-- Start Input data --

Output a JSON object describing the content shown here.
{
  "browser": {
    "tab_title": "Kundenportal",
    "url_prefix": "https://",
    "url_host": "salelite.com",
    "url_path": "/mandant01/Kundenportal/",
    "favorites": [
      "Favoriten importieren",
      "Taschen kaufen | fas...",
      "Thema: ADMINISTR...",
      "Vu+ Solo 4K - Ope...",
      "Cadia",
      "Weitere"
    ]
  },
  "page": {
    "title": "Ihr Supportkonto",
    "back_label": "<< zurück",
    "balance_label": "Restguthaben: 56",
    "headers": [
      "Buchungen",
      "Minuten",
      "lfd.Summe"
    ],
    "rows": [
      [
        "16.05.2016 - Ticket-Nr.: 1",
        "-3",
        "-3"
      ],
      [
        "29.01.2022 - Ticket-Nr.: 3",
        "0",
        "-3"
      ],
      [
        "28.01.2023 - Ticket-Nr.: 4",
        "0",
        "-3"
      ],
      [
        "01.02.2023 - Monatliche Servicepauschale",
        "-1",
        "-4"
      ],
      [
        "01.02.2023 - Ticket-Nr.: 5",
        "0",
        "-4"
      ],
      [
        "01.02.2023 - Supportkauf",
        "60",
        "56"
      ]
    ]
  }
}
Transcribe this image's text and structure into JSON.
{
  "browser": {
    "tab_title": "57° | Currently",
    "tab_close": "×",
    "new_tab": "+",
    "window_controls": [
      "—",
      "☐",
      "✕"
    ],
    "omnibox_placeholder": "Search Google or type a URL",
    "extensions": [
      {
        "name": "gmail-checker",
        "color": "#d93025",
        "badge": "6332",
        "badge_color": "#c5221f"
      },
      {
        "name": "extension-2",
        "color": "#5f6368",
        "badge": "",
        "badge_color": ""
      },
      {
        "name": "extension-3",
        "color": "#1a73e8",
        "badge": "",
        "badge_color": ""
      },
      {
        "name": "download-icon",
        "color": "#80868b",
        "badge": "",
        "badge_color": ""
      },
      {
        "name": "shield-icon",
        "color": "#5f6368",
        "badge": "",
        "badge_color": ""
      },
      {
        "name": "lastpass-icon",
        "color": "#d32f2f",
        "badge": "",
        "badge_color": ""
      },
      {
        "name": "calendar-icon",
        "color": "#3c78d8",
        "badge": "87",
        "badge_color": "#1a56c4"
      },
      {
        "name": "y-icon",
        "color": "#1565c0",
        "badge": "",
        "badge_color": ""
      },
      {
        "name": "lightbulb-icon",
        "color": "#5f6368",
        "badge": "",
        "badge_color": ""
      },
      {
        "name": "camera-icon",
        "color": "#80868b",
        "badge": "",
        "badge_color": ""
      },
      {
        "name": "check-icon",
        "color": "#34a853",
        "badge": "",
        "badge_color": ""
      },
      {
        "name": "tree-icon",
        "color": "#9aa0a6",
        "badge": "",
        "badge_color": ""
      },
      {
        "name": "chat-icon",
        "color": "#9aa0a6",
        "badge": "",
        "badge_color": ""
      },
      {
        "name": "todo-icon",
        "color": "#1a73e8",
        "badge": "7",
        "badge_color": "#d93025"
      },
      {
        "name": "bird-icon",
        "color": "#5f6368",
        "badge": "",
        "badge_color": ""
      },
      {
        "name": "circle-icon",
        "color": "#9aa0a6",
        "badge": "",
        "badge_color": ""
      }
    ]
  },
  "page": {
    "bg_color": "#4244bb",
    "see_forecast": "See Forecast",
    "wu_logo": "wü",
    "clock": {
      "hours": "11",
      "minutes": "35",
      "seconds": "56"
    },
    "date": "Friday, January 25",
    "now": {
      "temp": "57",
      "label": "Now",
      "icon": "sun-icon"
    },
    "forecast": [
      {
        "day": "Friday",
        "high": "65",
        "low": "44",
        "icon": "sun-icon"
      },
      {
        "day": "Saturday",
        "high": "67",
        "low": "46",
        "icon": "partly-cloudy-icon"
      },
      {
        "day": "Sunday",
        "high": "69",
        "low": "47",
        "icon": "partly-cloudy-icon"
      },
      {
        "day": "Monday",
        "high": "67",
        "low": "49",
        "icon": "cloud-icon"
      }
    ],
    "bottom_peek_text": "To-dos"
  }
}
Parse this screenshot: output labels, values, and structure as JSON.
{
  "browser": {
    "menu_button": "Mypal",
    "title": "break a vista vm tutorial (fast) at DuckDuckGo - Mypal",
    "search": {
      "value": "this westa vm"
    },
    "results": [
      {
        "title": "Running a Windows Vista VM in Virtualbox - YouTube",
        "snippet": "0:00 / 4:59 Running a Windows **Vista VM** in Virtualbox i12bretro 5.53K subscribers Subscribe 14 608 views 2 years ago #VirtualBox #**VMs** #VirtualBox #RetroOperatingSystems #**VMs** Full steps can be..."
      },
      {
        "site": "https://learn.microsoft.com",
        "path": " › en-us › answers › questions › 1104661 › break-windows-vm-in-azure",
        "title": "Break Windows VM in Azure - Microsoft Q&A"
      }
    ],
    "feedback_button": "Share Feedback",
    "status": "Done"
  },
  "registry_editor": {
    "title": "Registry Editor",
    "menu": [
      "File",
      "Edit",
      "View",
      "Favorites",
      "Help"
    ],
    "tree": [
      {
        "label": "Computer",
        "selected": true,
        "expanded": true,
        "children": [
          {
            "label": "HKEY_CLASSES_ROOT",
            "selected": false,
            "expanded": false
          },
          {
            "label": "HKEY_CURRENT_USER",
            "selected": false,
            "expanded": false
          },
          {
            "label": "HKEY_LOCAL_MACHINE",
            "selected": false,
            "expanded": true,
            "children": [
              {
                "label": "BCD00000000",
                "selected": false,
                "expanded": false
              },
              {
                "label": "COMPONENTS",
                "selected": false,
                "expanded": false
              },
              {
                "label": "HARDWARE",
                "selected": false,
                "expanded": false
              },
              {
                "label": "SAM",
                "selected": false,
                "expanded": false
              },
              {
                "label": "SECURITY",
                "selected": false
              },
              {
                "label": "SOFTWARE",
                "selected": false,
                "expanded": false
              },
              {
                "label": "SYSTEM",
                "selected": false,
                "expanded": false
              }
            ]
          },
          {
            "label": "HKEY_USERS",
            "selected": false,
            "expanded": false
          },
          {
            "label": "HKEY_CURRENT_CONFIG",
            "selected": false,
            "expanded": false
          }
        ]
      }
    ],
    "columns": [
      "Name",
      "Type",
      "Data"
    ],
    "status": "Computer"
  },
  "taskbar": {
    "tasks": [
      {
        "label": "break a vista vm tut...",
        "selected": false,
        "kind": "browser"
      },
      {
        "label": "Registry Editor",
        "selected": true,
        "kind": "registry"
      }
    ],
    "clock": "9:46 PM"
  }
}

-- End Input data --

[What you will do]: Please reproduce each record precisely as written.

[Problem solution]:
Output a JSON object describing the content shown here.
{
  "browser": {
    "tab_title": "Kundenportal",
    "url_prefix": "https://",
    "url_host": "salelite.com",
    "url_path": "/mandant01/Kundenportal/",
    "favorites": [
      "Favoriten importieren",
      "Taschen kaufen | fas...",
      "Thema: ADMINISTR...",
      "Vu+ Solo 4K - Ope...",
      "Cadia",
      "Weitere"
    ]
  },
  "page": {
    "title": "Ihr Supportkonto",
    "back_label": "<< zurück",
    "balance_label": "Restguthaben: 56",
    "headers": [
      "Buchungen",
      "Minuten",
      "lfd.Summe"
    ],
    "rows": [
      [
        "16.05.2016 - Ticket-Nr.: 1",
        "-3",
        "-3"
      ],
      [
        "29.01.2022 - Ticket-Nr.: 3",
        "0",
        "-3"
      ],
      [
        "28.01.2023 - Ticket-Nr.: 4",
        "0",
        "-3"
      ],
      [
        "01.02.2023 - Monatliche Servicepauschale",
        "-1",
        "-4"
      ],
      [
        "01.02.2023 - Ticket-Nr.: 5",
        "0",
        "-4"
      ],
      [
        "01.02.2023 - Supportkauf",
        "60",
        "56"
      ]
    ]
  }
}
Transcribe this image's text and structure into JSON.
{
  "browser": {
    "tab_title": "57° | Currently",
    "tab_close": "×",
    "new_tab": "+",
    "window_controls": [
      "—",
      "☐",
      "✕"
    ],
    "omnibox_placeholder": "Search Google or type a URL",
    "extensions": [
      {
        "name": "gmail-checker",
        "color": "#d93025",
        "badge": "6332",
        "badge_color": "#c5221f"
      },
      {
        "name": "extension-2",
        "color": "#5f6368",
        "badge": "",
        "badge_color": ""
      },
      {
        "name": "extension-3",
        "color": "#1a73e8",
        "badge": "",
        "badge_color": ""
      },
      {
        "name": "download-icon",
        "color": "#80868b",
        "badge": "",
        "badge_color": ""
      },
      {
        "name": "shield-icon",
        "color": "#5f6368",
        "badge": "",
        "badge_color": ""
      },
      {
        "name": "lastpass-icon",
        "color": "#d32f2f",
        "badge": "",
        "badge_color": ""
      },
      {
        "name": "calendar-icon",
        "color": "#3c78d8",
        "badge": "87",
        "badge_color": "#1a56c4"
      },
      {
        "name": "y-icon",
        "color": "#1565c0",
        "badge": "",
        "badge_color": ""
      },
      {
        "name": "lightbulb-icon",
        "color": "#5f6368",
        "badge": "",
        "badge_color": ""
      },
      {
        "name": "camera-icon",
        "color": "#80868b",
        "badge": "",
        "badge_color": ""
      },
      {
        "name": "check-icon",
        "color": "#34a853",
        "badge": "",
        "badge_color": ""
      },
      {
        "name": "tree-icon",
        "color": "#9aa0a6",
        "badge": "",
        "badge_color": ""
      },
      {
        "name": "chat-icon",
        "color": "#9aa0a6",
        "badge": "",
        "badge_color": ""
      },
      {
        "name": "todo-icon",
        "color": "#1a73e8",
        "badge": "7",
        "badge_color": "#d93025"
      },
      {
        "name": "bird-icon",
        "color": "#5f6368",
        "badge": "",
        "badge_color": ""
      },
      {
        "name": "circle-icon",
        "color": "#9aa0a6",
        "badge": "",
        "badge_color": ""
      }
    ]
  },
  "page": {
    "bg_color": "#4244bb",
    "see_forecast": "See Forecast",
    "wu_logo": "wü",
    "clock": {
      "hours": "11",
      "minutes": "35",
      "seconds": "56"
    },
    "date": "Friday, January 25",
    "now": {
      "temp": "57",
      "label": "Now",
      "icon": "sun-icon"
    },
    "forecast": [
      {
        "day": "Friday",
        "high": "65",
        "low": "44",
        "icon": "sun-icon"
      },
      {
        "day": "Saturday",
        "high": "67",
        "low": "46",
        "icon": "partly-cloudy-icon"
      },
      {
        "day": "Sunday",
        "high": "69",
        "low": "47",
        "icon": "partly-cloudy-icon"
      },
      {
        "day": "Monday",
        "high": "67",
        "low": "49",
        "icon": "cloud-icon"
      }
    ],
    "bottom_peek_text": "To-dos"
  }
}
Parse this screenshot: output labels, values, and structure as JSON.
{
  "browser": {
    "menu_button": "Mypal",
    "title": "break a vista vm tutorial (fast) at DuckDuckGo - Mypal",
    "search": {
      "value": "this westa vm"
    },
    "results": [
      {
        "title": "Running a Windows Vista VM in Virtualbox - YouTube",
        "snippet": "0:00 / 4:59 Running a Windows **Vista VM** in Virtualbox i12bretro 5.53K subscribers Subscribe 14 608 views 2 years ago #VirtualBox #**VMs** #VirtualBox #RetroOperatingSystems #**VMs** Full steps can be..."
      },
      {
        "site": "https://learn.microsoft.com",
        "path": " › en-us › answers › questions › 1104661 › break-windows-vm-in-azure",
        "title": "Break Windows VM in Azure - Microsoft Q&A"
      }
    ],
    "feedback_button": "Share Feedback",
    "status": "Done"
  },
  "registry_editor": {
    "title": "Registry Editor",
    "menu": [
      "File",
      "Edit",
      "View",
      "Favorites",
      "Help"
    ],
    "tree": [
      {
        "label": "Computer",
        "selected": true,
        "expanded": true,
        "children": [
          {
            "label": "HKEY_CLASSES_ROOT",
            "selected": false,
            "expanded": false
          },
          {
            "label": "HKEY_CURRENT_USER",
            "selected": false,
            "expanded": false
          },
          {
            "label": "HKEY_LOCAL_MACHINE",
            "selected": false,
            "expanded": true,
            "children": [
              {
                "label": "BCD00000000",
                "selected": false,
                "expanded": false
              },
              {
                "label": "COMPONENTS",
                "selected": false,
                "expanded": false
              },
              {
                "label": "HARDWARE",
                "selected": false,
                "expanded": false
              },
              {
                "label": "SAM",
                "selected": false,
                "expanded": false
              },
              {
                "label": "SECURITY",
                "selected": false
              },
              {
                "label": "SOFTWARE",
                "selected": false,
                "expanded": false
              },
              {
                "label": "SYSTEM",
                "selected": false,
                "expanded": false
              }
            ]
          },
          {
            "label": "HKEY_USERS",
            "selected": false,
            "expanded": false
          },
          {
            "label": "HKEY_CURRENT_CONFIG",
            "selected": false,
            "expanded": false
          }
        ]
      }
    ],
    "columns": [
      "Name",
      "Type",
      "Data"
    ],
    "status": "Computer"
  },
  "taskbar": {
    "tasks": [
      {
        "label": "break a vista vm tut...",
        "selected": false,
        "kind": "browser"
      },
      {
        "label": "Registry Editor",
        "selected": true,
        "kind": "registry"
      }
    ],
    "clock": "9:46 PM"
  }
}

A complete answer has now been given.